GIVEN DATA:

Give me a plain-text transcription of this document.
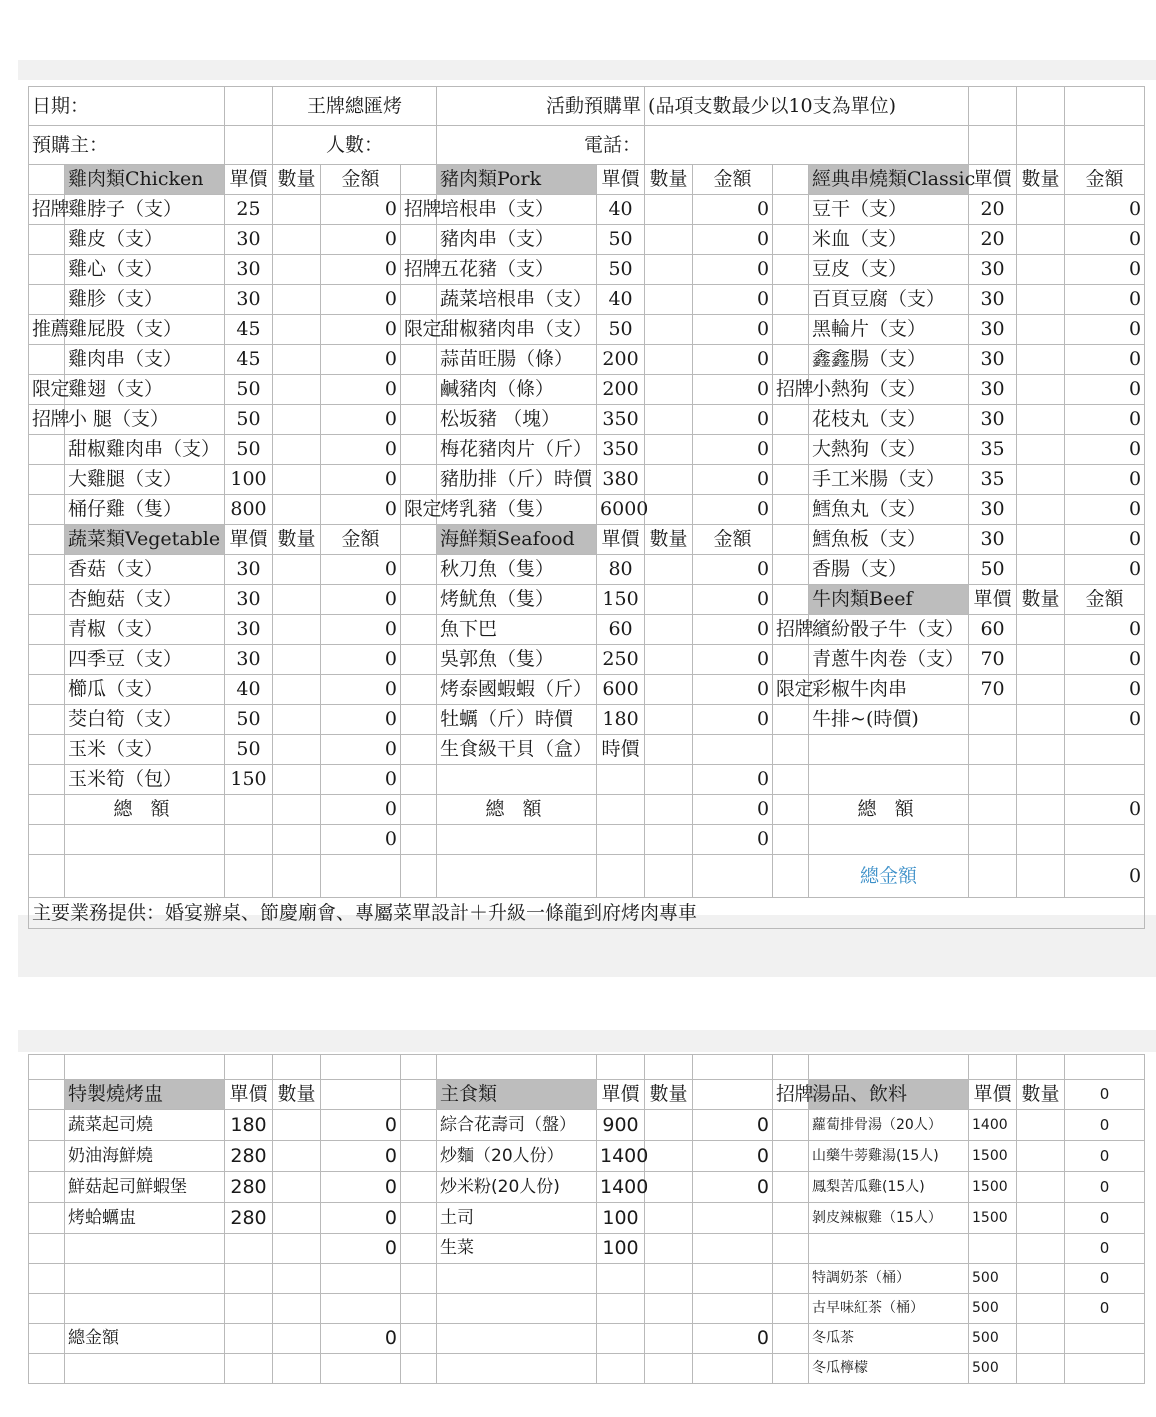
日期：			王牌總匯烤			活動預購單		(品項支數最少以10支為單位)						
預購主：			人數：			電話：								
	雞肉類Chicken	單價	數量	金額		豬肉類Pork	單價	數量	金額		經典串燒類Classic	單價	數量	金額
招牌	雞脖子（支）	25		0	招牌	培根串（支）	40		0		豆干（支）	20		0
	雞皮（支）	30		0		豬肉串（支）	50		0		米血（支）	20		0
	雞心（支）	30		0	招牌	五花豬（支）	50		0		豆皮（支）	30		0
	雞胗（支）	30		0		蔬菜培根串（支）	40		0		百頁豆腐（支）	30		0
推薦	雞屁股（支）	45		0	限定	甜椒豬肉串（支）	50		0		黑輪片（支）	30		0
	雞肉串（支）	45		0		蒜苗旺腸（條）	200		0		鑫鑫腸（支）	30		0
限定	雞翅（支）	50		0		鹹豬肉（條）	200		0	招牌	小熱狗（支）	30		0
招牌	小 腿（支）	50		0		松坂豬 （塊）	350		0		花枝丸（支）	30		0
	甜椒雞肉串（支）	50		0		梅花豬肉片（斤）	350		0		大熱狗（支）	35		0
	大雞腿（支）	100		0		豬肋排（斤）時價	380		0		手工米腸（支）	35		0
	桶仔雞（隻）	800		0	限定	烤乳豬（隻）	6000		0		鱈魚丸（支）	30		0
	蔬菜類Vegetable	單價	數量	金額		海鮮類Seafood	單價	數量	金額		鱈魚板（支）	30		0
	香菇（支）	30		0		秋刀魚（隻）	80		0		香腸（支）	50		0
	杏鮑菇（支）	30		0		烤魷魚（隻）	150		0		牛肉類Beef	單價	數量	金額
	青椒（支）	30		0		魚下巴	60		0	招牌	繽紛骰子牛（支）	60		0
	四季豆（支）	30		0		吳郭魚（隻）	250		0		青蔥牛肉卷（支）	70		0
	櫛瓜（支）	40		0		烤泰國蝦蝦（斤）	600		0	限定	彩椒牛肉串	70		0
	茭白筍（支）	50		0		牡蠣（斤）時價	180		0		牛排~(時價)			0
	玉米（支）	50		0		生食級干貝（盒）	時價							
	玉米筍（包）	150		0					0					
	總 額			0		總 額			0		總 額			0
				0					0					
											總金額			0
主要業務提供：婚宴辦桌、節慶廟會、專屬菜單設計＋升級一條龍到府烤肉專車														

	特製燒烤盅	單價	數量			主食類	單價	數量		招牌	湯品、飲料	單價	數量	0
	蔬菜起司燒	180		0		綜合花壽司（盤）	900		0		蘿蔔排骨湯（20人）	1400		0
	奶油海鮮燒	280		0		炒麵（20人份）	1400		0		山藥牛蒡雞湯(15人)	1500		0
	鮮菇起司鮮蝦堡	280		0		炒米粉(20人份)	1400		0		鳳梨苦瓜雞(15人)	1500		0
	烤蛤蠣盅	280		0		土司	100				剝皮辣椒雞（15人）	1500		0
				0		生菜	100							0
											特調奶茶（桶）	500		0
											古早味紅茶（桶）	500		0
	總金額			0					0		冬瓜茶	500		
											冬瓜檸檬	500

TASK DETAILS: Take the listing and print it again exactly, but without any pictures.

WRITTEN SOLUTION:
Give me a plain-text transcription of this document.
日期：			王牌總匯烤			活動預購單		(品項支數最少以10支為單位)						
預購主：			人數：			電話：								
	雞肉類Chicken	單價	數量	金額		豬肉類Pork	單價	數量	金額		經典串燒類Classic	單價	數量	金額
招牌	雞脖子（支）	25		0	招牌	培根串（支）	40		0		豆干（支）	20		0
	雞皮（支）	30		0		豬肉串（支）	50		0		米血（支）	20		0
	雞心（支）	30		0	招牌	五花豬（支）	50		0		豆皮（支）	30		0
	雞胗（支）	30		0		蔬菜培根串（支）	40		0		百頁豆腐（支）	30		0
推薦	雞屁股（支）	45		0	限定	甜椒豬肉串（支）	50		0		黑輪片（支）	30		0
	雞肉串（支）	45		0		蒜苗旺腸（條）	200		0		鑫鑫腸（支）	30		0
限定	雞翅（支）	50		0		鹹豬肉（條）	200		0	招牌	小熱狗（支）	30		0
招牌	小 腿（支）	50		0		松坂豬 （塊）	350		0		花枝丸（支）	30		0
	甜椒雞肉串（支）	50		0		梅花豬肉片（斤）	350		0		大熱狗（支）	35		0
	大雞腿（支）	100		0		豬肋排（斤）時價	380		0		手工米腸（支）	35		0
	桶仔雞（隻）	800		0	限定	烤乳豬（隻）	6000		0		鱈魚丸（支）	30		0
	蔬菜類Vegetable	單價	數量	金額		海鮮類Seafood	單價	數量	金額		鱈魚板（支）	30		0
	香菇（支）	30		0		秋刀魚（隻）	80		0		香腸（支）	50		0
	杏鮑菇（支）	30		0		烤魷魚（隻）	150		0		牛肉類Beef	單價	數量	金額
	青椒（支）	30		0		魚下巴	60		0	招牌	繽紛骰子牛（支）	60		0
	四季豆（支）	30		0		吳郭魚（隻）	250		0		青蔥牛肉卷（支）	70		0
	櫛瓜（支）	40		0		烤泰國蝦蝦（斤）	600		0	限定	彩椒牛肉串	70		0
	茭白筍（支）	50		0		牡蠣（斤）時價	180		0		牛排~(時價)			0
	玉米（支）	50		0		生食級干貝（盒）	時價							
	玉米筍（包）	150		0					0					
	總 額			0		總 額			0		總 額			0
				0					0					
											總金額			0
主要業務提供：婚宴辦桌、節慶廟會、專屬菜單設計＋升級一條龍到府烤肉專車														

	特製燒烤盅	單價	數量			主食類	單價	數量		招牌	湯品、飲料	單價	數量	0
	蔬菜起司燒	180		0		綜合花壽司（盤）	900		0		蘿蔔排骨湯（20人）	1400		0
	奶油海鮮燒	280		0		炒麵（20人份）	1400		0		山藥牛蒡雞湯(15人)	1500		0
	鮮菇起司鮮蝦堡	280		0		炒米粉(20人份)	1400		0		鳳梨苦瓜雞(15人)	1500		0
	烤蛤蠣盅	280		0		土司	100				剝皮辣椒雞（15人）	1500		0
				0		生菜	100							0
											特調奶茶（桶）	500		0
											古早味紅茶（桶）	500		0
	總金額			0					0		冬瓜茶	500		
											冬瓜檸檬	500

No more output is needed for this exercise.